(Stored data entries)
## Begin
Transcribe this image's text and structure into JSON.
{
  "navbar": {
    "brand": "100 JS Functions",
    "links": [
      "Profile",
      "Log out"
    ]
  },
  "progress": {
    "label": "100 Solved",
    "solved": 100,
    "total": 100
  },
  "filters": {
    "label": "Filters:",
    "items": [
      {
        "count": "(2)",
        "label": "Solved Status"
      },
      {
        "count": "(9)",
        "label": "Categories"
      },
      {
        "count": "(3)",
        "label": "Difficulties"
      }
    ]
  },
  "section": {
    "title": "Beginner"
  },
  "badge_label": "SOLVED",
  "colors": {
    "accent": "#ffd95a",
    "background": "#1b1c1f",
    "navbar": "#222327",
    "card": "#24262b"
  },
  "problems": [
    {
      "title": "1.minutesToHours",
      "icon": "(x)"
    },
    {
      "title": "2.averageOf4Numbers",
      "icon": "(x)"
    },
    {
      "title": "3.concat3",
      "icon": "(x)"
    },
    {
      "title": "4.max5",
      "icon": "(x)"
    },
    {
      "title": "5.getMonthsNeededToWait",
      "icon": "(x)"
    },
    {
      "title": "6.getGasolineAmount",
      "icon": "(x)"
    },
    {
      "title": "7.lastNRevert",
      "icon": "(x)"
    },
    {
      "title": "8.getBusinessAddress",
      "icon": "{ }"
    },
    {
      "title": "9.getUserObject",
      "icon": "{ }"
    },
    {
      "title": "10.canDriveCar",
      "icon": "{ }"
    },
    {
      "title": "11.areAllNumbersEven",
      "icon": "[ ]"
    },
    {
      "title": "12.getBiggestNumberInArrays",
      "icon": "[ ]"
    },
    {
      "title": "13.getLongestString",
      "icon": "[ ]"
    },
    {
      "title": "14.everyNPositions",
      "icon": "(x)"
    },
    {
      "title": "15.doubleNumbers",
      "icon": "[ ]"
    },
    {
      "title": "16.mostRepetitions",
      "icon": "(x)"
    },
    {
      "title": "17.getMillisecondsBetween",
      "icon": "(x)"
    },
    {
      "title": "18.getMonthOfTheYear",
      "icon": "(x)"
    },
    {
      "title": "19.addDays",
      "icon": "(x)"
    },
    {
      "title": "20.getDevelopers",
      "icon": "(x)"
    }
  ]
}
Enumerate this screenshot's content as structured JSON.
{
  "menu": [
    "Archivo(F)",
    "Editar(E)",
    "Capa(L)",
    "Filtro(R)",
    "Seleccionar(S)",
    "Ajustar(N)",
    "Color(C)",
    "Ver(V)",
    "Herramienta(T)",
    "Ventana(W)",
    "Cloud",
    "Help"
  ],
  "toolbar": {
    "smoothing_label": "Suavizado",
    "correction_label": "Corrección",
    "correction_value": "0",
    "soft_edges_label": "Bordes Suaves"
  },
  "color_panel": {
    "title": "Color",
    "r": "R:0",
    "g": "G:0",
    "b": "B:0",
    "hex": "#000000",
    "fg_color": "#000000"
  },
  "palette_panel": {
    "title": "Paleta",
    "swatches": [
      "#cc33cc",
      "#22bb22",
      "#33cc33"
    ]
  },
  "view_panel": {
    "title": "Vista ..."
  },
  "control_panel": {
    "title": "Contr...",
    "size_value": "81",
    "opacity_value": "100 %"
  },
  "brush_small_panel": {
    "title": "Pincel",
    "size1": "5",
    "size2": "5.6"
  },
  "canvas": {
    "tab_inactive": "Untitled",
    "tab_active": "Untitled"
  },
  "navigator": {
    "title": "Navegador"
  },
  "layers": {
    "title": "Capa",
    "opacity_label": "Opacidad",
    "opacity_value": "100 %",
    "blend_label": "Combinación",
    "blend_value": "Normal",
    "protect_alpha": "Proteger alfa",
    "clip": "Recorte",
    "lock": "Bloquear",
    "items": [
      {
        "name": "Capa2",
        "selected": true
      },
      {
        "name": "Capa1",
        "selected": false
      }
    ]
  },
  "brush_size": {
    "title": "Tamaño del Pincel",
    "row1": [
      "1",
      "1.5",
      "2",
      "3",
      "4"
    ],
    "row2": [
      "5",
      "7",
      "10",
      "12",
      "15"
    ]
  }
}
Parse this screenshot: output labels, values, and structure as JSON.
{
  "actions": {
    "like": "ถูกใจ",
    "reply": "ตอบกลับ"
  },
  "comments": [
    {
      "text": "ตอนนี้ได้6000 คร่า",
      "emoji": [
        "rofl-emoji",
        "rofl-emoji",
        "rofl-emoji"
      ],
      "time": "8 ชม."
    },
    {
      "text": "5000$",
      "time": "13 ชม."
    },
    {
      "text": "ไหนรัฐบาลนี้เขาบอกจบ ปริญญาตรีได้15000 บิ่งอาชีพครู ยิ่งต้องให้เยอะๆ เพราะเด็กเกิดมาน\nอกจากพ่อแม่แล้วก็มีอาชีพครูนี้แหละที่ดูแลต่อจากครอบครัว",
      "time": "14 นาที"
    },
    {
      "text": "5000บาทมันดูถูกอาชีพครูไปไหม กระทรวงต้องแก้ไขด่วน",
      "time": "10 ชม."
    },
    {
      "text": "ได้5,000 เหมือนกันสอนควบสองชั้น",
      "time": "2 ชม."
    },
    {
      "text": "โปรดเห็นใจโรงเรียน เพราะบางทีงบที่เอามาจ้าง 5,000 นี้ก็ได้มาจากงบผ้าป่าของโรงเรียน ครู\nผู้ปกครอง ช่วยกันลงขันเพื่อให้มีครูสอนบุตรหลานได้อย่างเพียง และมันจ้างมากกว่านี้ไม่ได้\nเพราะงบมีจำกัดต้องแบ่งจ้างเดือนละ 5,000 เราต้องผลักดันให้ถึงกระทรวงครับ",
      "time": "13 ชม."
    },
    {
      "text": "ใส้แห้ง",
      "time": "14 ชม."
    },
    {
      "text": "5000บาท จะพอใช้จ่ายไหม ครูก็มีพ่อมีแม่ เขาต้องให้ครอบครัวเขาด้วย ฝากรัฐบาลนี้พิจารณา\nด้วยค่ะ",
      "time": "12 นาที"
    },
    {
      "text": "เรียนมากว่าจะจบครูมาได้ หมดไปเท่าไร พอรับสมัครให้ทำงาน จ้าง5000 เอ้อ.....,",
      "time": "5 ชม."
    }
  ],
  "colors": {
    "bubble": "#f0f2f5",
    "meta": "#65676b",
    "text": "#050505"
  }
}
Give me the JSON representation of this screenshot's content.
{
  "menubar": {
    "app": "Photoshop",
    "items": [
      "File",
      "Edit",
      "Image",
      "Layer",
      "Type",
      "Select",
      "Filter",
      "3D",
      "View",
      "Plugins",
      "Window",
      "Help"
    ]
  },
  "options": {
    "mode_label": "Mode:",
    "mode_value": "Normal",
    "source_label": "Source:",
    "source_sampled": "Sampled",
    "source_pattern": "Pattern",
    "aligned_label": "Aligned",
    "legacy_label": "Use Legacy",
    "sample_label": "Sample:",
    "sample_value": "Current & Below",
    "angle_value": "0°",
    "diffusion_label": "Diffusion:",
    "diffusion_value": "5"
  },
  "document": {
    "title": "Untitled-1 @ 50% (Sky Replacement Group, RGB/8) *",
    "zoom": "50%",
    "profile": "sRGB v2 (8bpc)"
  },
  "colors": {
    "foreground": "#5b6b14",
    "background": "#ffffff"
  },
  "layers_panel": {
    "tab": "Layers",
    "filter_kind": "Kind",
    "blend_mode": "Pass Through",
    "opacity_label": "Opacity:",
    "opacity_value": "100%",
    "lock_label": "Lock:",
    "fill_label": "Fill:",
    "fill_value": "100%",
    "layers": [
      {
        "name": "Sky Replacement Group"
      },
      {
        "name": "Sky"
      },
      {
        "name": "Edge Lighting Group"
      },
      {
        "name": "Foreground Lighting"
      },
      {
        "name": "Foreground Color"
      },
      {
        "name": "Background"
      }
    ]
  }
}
## End
» Stated task:
Go through the data above and find the lines with the word "text". Copy each of those lines.

» Solution to this exercise:
Transcribe this image's text and structure into JSON.
      "text": "ตอนนี้ได้6000 คร่า",
      "text": "5000$",
      "text": "ไหนรัฐบาลนี้เขาบอกจบ ปริญญาตรีได้15000 บิ่งอาชีพครู ยิ่งต้องให้เยอะๆ เพราะเด็กเกิดมาน\nอกจากพ่อแม่แล้วก็มีอาชีพครูนี้แหละที่ดูแลต่อจากครอบครัว",
      "text": "5000บาทมันดูถูกอาชีพครูไปไหม กระทรวงต้องแก้ไขด่วน",
      "text": "ได้5,000 เหมือนกันสอนควบสองชั้น",
      "text": "โปรดเห็นใจโรงเรียน เพราะบางทีงบที่เอามาจ้าง 5,000 นี้ก็ได้มาจากงบผ้าป่าของโรงเรียน ครู\nผู้ปกครอง ช่วยกันลงขันเพื่อให้มีครูสอนบุตรหลานได้อย่างเพียง และมันจ้างมากกว่านี้ไม่ได้\nเพราะงบมีจำกัดต้องแบ่งจ้างเดือนละ 5,000 เราต้องผลักดันให้ถึงกระทรวงครับ",
      "text": "ใส้แห้ง",
      "text": "5000บาท จะพอใช้จ่ายไหม ครูก็มีพ่อมีแม่ เขาต้องให้ครอบครัวเขาด้วย ฝากรัฐบาลนี้พิจารณา\nด้วยค่ะ",
      "text": "เรียนมากว่าจะจบครูมาได้ หมดไปเท่าไร พอรับสมัครให้ทำงาน จ้าง5000 เอ้อ.....,",
    "text": "#050505"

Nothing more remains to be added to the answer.